***** Records supplied

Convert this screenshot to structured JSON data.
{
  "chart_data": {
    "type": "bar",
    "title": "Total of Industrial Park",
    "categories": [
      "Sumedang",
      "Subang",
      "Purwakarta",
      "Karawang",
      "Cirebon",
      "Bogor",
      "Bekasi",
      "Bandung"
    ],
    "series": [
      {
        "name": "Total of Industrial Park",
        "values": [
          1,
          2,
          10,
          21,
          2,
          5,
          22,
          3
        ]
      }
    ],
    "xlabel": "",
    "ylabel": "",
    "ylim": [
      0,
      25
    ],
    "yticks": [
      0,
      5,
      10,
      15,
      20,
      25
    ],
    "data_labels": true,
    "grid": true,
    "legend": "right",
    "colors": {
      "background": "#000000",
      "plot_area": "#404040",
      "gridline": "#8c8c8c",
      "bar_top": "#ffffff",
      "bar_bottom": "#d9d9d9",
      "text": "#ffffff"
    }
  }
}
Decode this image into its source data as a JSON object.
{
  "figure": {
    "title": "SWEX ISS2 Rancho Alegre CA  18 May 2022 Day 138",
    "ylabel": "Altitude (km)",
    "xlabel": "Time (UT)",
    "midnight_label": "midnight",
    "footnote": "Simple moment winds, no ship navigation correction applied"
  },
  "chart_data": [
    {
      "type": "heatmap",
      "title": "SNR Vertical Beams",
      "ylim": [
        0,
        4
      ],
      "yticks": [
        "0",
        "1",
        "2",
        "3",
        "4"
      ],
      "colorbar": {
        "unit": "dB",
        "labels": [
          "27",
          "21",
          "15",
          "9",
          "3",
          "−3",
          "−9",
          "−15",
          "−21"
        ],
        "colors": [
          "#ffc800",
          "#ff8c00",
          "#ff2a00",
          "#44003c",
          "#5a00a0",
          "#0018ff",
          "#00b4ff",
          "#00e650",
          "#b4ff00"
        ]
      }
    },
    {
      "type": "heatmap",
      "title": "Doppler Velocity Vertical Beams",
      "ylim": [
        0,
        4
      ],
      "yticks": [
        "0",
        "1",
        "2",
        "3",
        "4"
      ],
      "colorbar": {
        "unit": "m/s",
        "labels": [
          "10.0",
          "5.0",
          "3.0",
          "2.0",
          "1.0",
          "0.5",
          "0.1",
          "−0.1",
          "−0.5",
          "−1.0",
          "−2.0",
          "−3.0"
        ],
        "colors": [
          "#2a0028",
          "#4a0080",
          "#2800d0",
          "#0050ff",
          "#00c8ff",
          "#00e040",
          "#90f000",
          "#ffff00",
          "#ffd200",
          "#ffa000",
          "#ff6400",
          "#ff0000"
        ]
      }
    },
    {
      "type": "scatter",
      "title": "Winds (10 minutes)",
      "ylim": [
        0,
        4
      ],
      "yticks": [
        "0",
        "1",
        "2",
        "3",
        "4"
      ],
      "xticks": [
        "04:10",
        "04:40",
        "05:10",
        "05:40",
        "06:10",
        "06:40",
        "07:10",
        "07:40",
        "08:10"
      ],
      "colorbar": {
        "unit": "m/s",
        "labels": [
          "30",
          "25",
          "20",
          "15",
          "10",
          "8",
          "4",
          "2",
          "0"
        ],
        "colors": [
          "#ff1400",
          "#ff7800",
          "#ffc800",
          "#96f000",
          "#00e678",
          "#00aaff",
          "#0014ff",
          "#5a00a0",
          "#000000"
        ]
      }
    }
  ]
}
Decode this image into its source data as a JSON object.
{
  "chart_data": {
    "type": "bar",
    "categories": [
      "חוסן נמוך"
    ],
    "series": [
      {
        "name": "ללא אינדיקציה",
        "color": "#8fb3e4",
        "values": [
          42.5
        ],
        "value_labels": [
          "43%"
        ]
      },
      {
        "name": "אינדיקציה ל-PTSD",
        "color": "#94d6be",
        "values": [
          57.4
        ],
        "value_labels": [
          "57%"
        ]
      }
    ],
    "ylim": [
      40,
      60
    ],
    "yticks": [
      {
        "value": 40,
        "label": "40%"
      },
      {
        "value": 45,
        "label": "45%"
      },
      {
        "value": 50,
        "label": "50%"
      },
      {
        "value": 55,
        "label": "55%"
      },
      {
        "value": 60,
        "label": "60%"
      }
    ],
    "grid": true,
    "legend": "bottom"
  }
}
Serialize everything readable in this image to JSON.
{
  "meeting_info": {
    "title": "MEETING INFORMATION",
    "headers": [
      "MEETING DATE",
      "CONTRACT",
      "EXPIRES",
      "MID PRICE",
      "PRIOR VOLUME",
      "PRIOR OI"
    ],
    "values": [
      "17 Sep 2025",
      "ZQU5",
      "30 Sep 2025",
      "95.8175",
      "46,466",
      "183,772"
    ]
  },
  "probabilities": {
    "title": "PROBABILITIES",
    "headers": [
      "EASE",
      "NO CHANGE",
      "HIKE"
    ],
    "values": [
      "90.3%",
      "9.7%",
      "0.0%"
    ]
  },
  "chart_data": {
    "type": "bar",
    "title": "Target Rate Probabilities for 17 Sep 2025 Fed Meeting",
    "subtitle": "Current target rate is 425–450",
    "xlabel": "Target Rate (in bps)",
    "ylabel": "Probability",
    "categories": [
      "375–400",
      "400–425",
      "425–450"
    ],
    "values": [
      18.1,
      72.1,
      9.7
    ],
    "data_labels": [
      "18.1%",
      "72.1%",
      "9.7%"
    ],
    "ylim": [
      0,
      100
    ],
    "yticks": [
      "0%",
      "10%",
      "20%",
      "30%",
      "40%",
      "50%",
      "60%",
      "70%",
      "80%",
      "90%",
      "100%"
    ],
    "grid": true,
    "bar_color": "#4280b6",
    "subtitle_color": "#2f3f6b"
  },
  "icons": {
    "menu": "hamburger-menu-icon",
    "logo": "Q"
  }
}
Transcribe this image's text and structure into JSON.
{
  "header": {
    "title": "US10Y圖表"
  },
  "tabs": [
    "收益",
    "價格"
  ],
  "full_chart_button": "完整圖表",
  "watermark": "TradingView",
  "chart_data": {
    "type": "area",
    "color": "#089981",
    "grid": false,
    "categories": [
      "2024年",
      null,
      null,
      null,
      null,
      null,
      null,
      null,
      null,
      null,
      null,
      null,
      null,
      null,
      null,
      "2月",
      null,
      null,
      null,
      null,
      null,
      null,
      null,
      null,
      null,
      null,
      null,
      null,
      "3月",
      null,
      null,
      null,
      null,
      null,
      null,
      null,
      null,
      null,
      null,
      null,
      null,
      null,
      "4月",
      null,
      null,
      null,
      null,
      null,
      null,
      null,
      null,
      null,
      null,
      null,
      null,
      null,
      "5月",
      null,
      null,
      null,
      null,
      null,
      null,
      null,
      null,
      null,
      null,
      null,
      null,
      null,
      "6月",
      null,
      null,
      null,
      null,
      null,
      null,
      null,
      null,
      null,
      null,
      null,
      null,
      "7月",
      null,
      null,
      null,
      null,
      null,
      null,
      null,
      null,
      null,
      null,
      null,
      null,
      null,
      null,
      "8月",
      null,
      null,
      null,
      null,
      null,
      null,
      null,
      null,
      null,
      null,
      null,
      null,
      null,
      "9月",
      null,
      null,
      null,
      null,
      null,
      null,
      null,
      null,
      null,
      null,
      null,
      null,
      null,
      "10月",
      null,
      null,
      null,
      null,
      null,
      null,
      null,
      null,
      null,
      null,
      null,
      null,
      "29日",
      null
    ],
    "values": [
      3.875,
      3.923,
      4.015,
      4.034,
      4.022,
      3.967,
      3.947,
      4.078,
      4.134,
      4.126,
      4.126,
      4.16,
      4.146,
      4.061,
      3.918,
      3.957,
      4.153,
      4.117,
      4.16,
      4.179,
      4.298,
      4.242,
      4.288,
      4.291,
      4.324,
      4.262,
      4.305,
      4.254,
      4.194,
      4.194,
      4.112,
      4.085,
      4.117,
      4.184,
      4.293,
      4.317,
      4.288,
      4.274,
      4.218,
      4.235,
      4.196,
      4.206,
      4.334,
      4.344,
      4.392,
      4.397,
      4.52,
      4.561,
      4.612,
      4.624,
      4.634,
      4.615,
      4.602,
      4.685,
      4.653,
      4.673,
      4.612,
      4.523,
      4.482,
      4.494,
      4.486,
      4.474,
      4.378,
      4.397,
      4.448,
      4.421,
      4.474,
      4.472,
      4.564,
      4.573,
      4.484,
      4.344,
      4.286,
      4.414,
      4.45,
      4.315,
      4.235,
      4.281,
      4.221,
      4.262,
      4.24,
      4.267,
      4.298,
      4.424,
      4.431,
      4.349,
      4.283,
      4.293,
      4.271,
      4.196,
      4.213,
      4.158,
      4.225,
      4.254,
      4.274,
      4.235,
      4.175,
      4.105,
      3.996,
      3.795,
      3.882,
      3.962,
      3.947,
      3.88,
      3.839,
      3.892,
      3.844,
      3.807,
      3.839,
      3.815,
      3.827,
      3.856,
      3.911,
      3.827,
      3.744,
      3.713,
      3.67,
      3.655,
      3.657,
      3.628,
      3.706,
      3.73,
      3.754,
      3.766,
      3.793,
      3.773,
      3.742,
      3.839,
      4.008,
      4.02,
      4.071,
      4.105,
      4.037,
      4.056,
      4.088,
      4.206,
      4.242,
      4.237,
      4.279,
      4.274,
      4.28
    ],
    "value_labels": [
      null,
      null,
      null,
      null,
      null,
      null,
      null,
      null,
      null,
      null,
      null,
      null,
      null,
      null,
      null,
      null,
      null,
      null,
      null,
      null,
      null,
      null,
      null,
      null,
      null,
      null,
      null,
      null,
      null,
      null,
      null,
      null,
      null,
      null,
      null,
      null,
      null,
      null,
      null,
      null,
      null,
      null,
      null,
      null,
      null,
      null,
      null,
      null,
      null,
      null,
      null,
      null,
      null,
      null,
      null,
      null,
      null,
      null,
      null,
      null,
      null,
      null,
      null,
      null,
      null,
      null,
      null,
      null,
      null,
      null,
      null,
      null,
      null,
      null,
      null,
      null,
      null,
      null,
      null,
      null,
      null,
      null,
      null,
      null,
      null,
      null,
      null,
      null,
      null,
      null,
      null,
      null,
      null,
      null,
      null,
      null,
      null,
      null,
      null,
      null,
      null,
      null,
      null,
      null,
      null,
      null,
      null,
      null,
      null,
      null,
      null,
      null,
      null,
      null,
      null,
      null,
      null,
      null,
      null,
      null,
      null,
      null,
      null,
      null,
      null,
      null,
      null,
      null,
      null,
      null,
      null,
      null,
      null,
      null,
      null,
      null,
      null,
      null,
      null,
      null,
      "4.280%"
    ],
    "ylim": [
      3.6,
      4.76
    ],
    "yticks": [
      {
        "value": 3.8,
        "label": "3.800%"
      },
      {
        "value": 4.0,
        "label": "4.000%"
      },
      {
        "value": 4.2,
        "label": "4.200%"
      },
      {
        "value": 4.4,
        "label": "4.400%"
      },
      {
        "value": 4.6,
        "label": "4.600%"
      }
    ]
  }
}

**********

■ Task statement ■
Which lines of the data include "Total"? Copy each of them.

■ Complete output ■
    "title": "Total of Industrial Park",
        "name": "Total of Industrial Park",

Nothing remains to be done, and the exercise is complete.